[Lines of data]
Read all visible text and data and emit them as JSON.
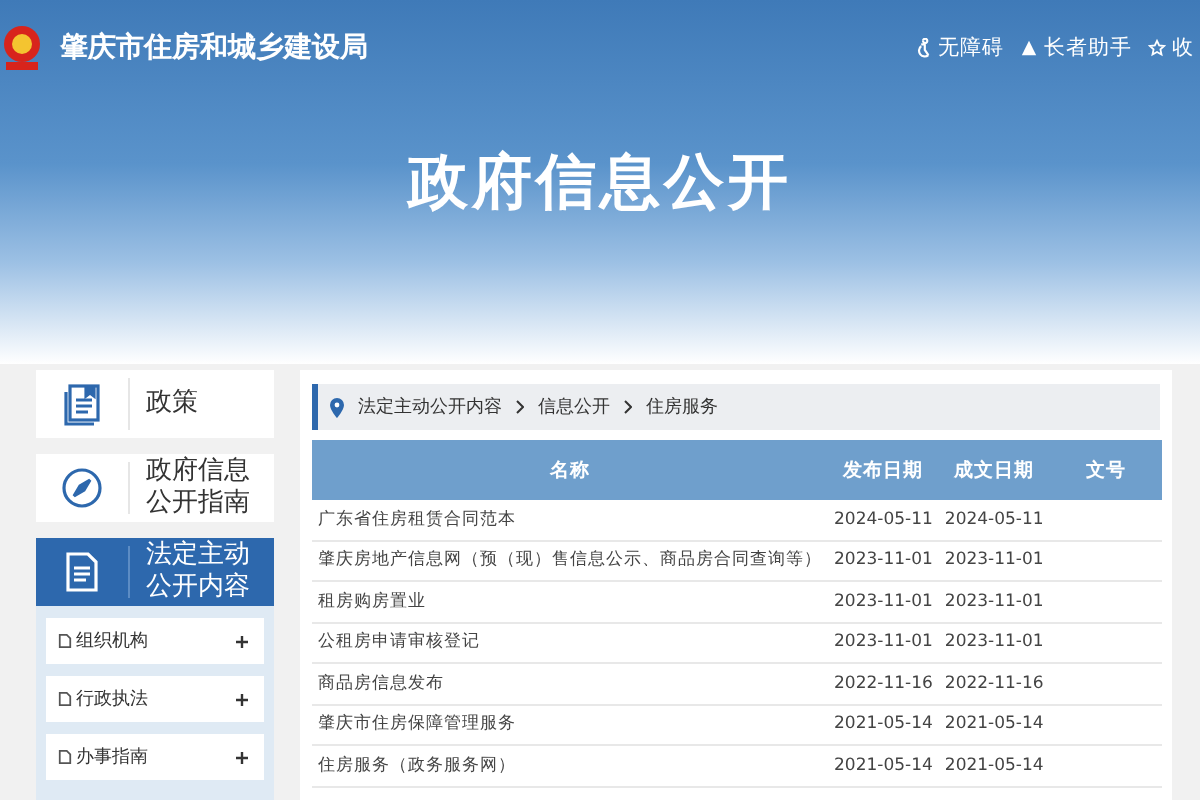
{
  "header": {
    "site_title": "肇庆市住房和城乡建设局",
    "links": [
      {
        "kind": "accessibility",
        "label": "无障碍"
      },
      {
        "kind": "elder",
        "label": "长者助手"
      },
      {
        "kind": "favorite",
        "label": "收"
      }
    ],
    "banner_title": "政府信息公开"
  },
  "sidebar": {
    "items": [
      {
        "kind": "book",
        "label": "政策",
        "selected": false
      },
      {
        "kind": "compass",
        "label": "政府信息公开指南",
        "selected": false
      },
      {
        "kind": "document",
        "label": "法定主动公开内容",
        "selected": true
      }
    ],
    "subitems": [
      {
        "label": "组织机构",
        "expanded": false
      },
      {
        "label": "行政执法",
        "expanded": false
      },
      {
        "label": "办事指南",
        "expanded": false
      }
    ]
  },
  "breadcrumb": [
    "法定主动公开内容",
    "信息公开",
    "住房服务"
  ],
  "table": {
    "columns": [
      "名称",
      "发布日期",
      "成文日期",
      "文号"
    ],
    "rows": [
      [
        "广东省住房租赁合同范本",
        "2024-05-11",
        "2024-05-11"
      ],
      [
        "肇庆房地产信息网（预（现）售信息公示、商品房合同查询等）",
        "2023-11-01",
        "2023-11-01"
      ],
      [
        "租房购房置业",
        "2023-11-01",
        "2023-11-01"
      ],
      [
        "公租房申请审核登记",
        "2023-11-01",
        "2023-11-01"
      ],
      [
        "商品房信息发布",
        "2022-11-16",
        "2022-11-16"
      ],
      [
        "肇庆市住房保障管理服务",
        "2021-05-14",
        "2021-05-14"
      ],
      [
        "住房服务（政务服务网）",
        "2021-05-14",
        "2021-05-14"
      ]
    ]
  }
}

To be done: Write out the whole listing again, exactly, with no pictures.

Final result:
Read all visible text and data and emit them as JSON.
{
  "header": {
    "site_title": "肇庆市住房和城乡建设局",
    "links": [
      {
        "kind": "accessibility",
        "label": "无障碍"
      },
      {
        "kind": "elder",
        "label": "长者助手"
      },
      {
        "kind": "favorite",
        "label": "收"
      }
    ],
    "banner_title": "政府信息公开"
  },
  "sidebar": {
    "items": [
      {
        "kind": "book",
        "label": "政策",
        "selected": false
      },
      {
        "kind": "compass",
        "label": "政府信息公开指南",
        "selected": false
      },
      {
        "kind": "document",
        "label": "法定主动公开内容",
        "selected": true
      }
    ],
    "subitems": [
      {
        "label": "组织机构",
        "expanded": false
      },
      {
        "label": "行政执法",
        "expanded": false
      },
      {
        "label": "办事指南",
        "expanded": false
      }
    ]
  },
  "breadcrumb": [
    "法定主动公开内容",
    "信息公开",
    "住房服务"
  ],
  "table": {
    "columns": [
      "名称",
      "发布日期",
      "成文日期",
      "文号"
    ],
    "rows": [
      [
        "广东省住房租赁合同范本",
        "2024-05-11",
        "2024-05-11"
      ],
      [
        "肇庆房地产信息网（预（现）售信息公示、商品房合同查询等）",
        "2023-11-01",
        "2023-11-01"
      ],
      [
        "租房购房置业",
        "2023-11-01",
        "2023-11-01"
      ],
      [
        "公租房申请审核登记",
        "2023-11-01",
        "2023-11-01"
      ],
      [
        "商品房信息发布",
        "2022-11-16",
        "2022-11-16"
      ],
      [
        "肇庆市住房保障管理服务",
        "2021-05-14",
        "2021-05-14"
      ],
      [
        "住房服务（政务服务网）",
        "2021-05-14",
        "2021-05-14"
      ]
    ]
  }
}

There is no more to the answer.